Lines of data:
- - -

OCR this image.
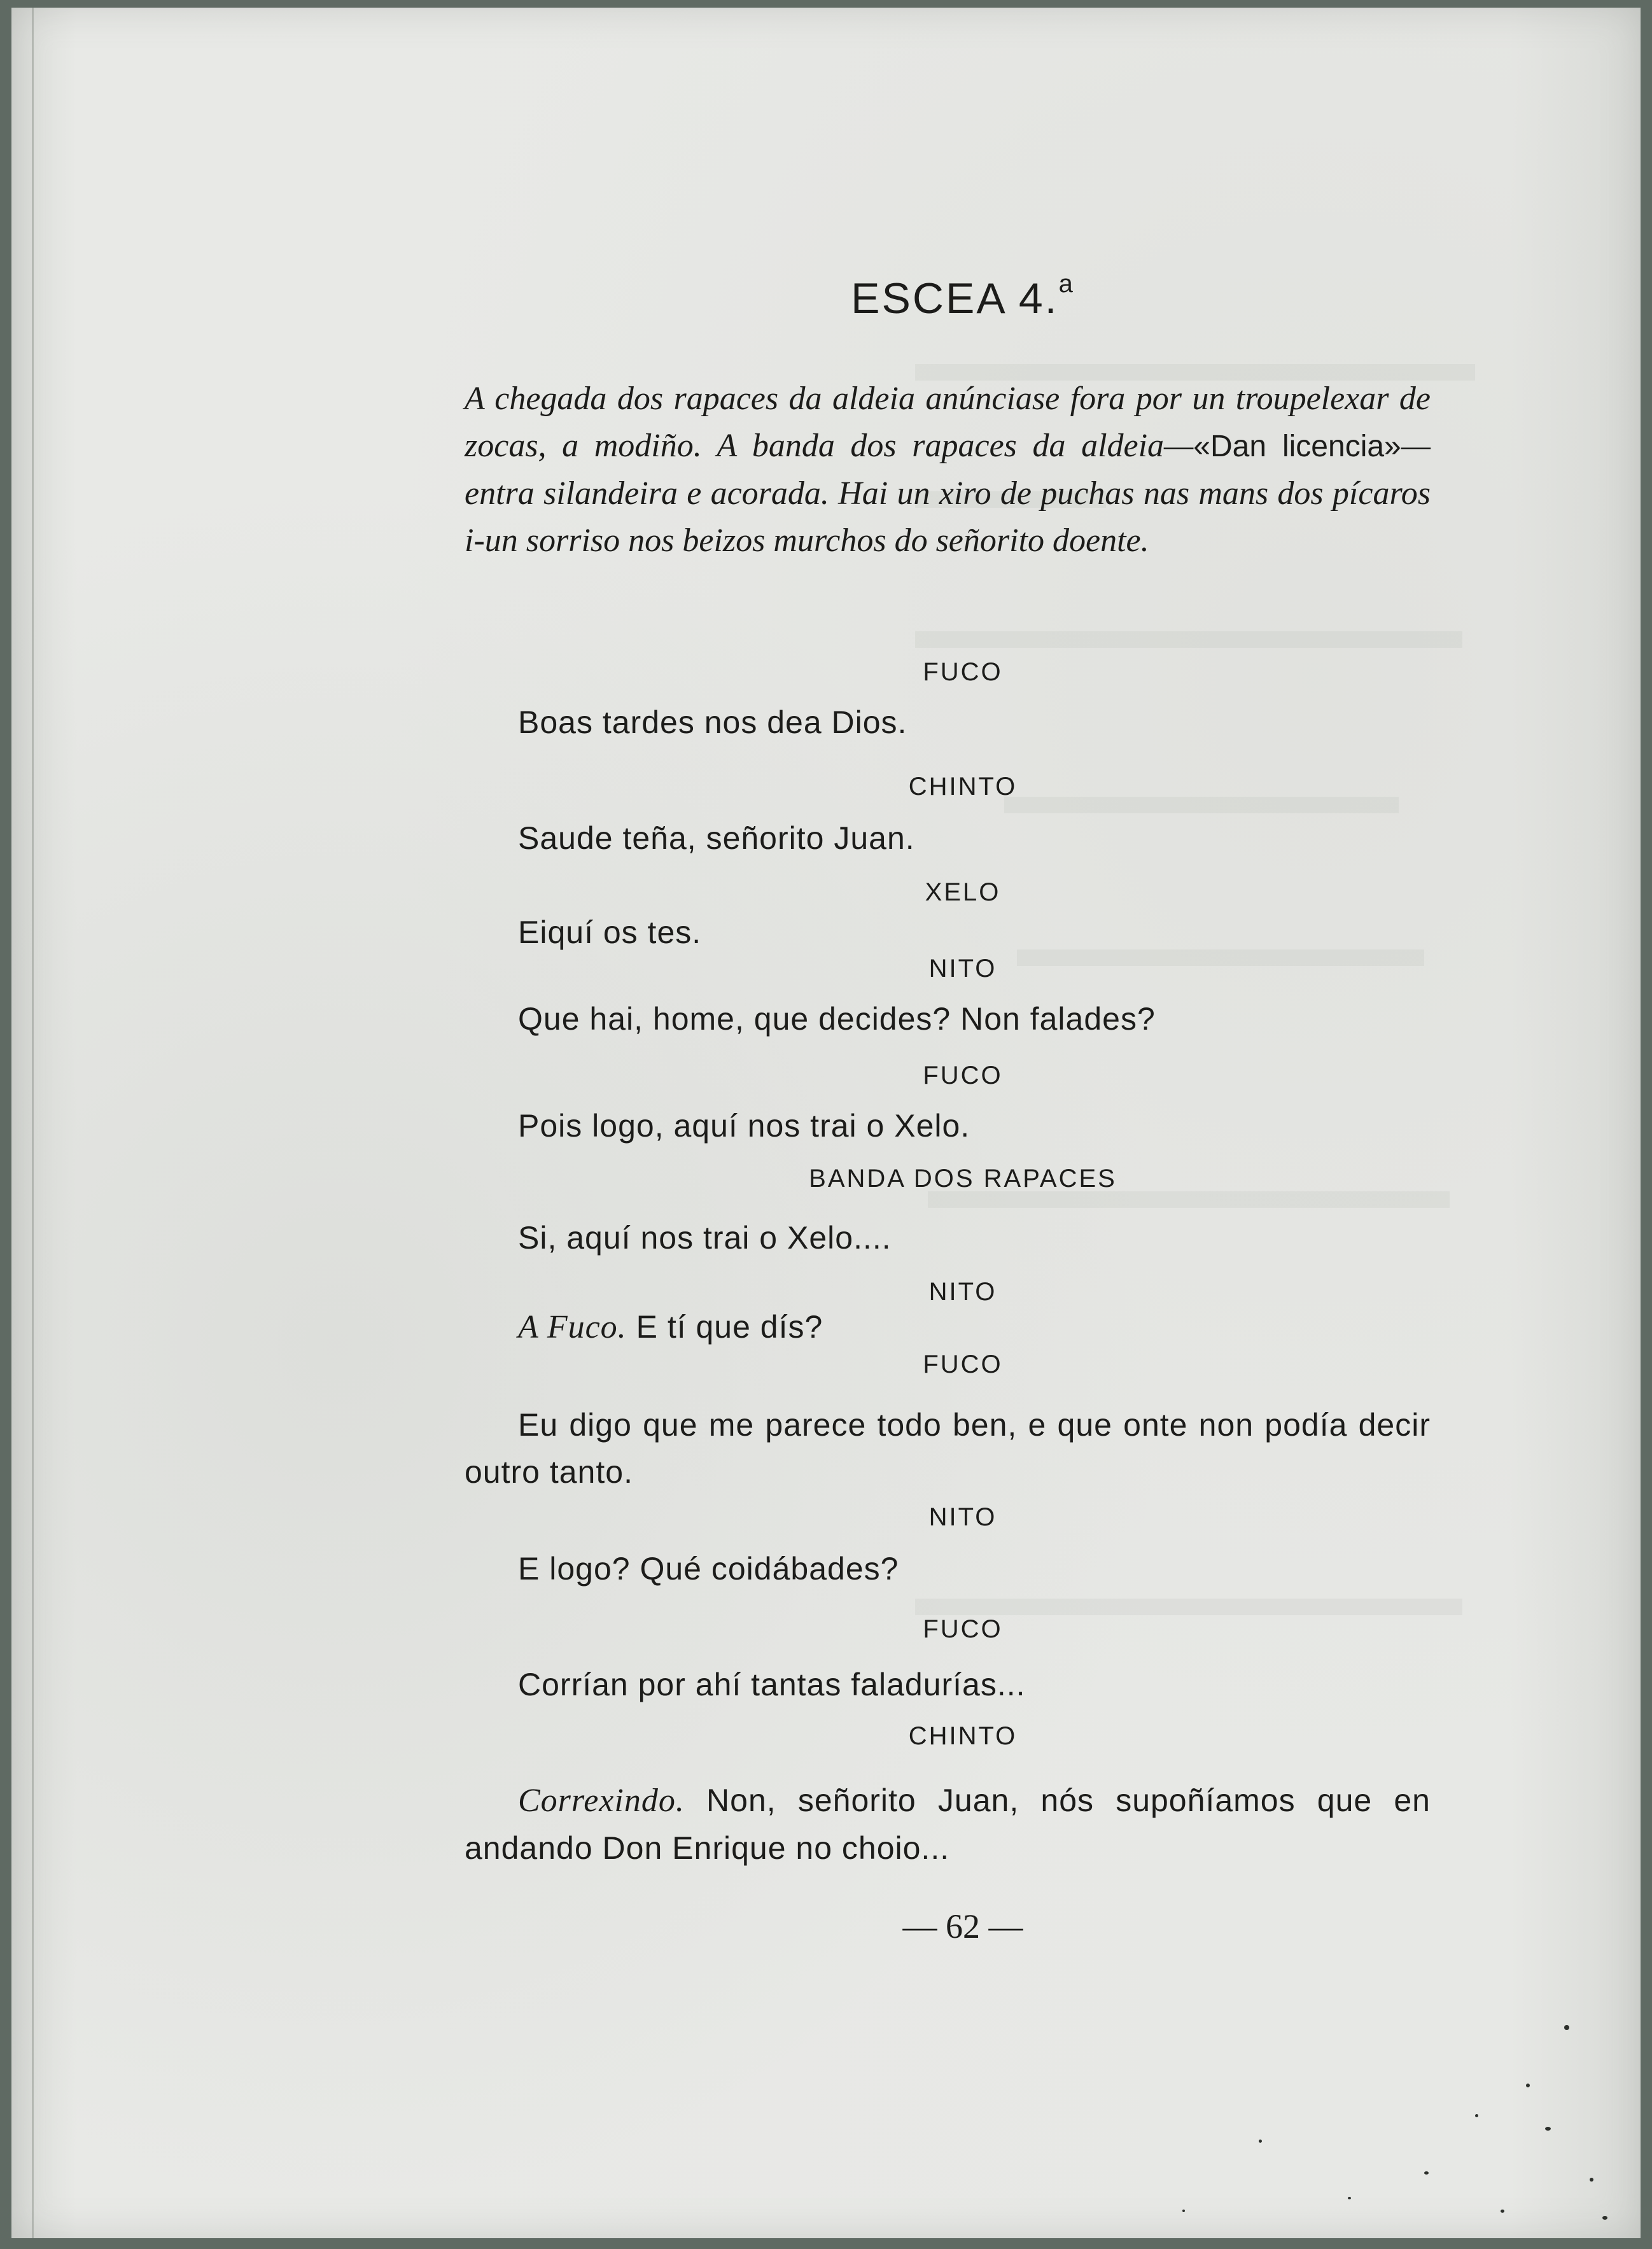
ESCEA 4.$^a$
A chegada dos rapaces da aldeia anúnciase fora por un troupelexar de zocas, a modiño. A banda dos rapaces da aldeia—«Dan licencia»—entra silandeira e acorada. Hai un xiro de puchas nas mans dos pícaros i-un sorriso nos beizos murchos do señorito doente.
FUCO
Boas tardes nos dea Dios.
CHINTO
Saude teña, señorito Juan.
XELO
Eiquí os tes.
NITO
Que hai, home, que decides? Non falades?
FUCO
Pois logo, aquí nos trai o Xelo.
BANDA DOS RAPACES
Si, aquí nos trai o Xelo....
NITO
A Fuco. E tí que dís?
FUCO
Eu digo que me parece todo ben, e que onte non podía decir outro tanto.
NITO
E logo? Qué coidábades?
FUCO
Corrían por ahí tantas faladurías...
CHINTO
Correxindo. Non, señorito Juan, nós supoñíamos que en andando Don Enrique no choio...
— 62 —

- - -

◆ **Goal of the exercise**: In how many lines of the data does the string "trai" appear? Give only the number.

◆ **Solution for this problem**: 2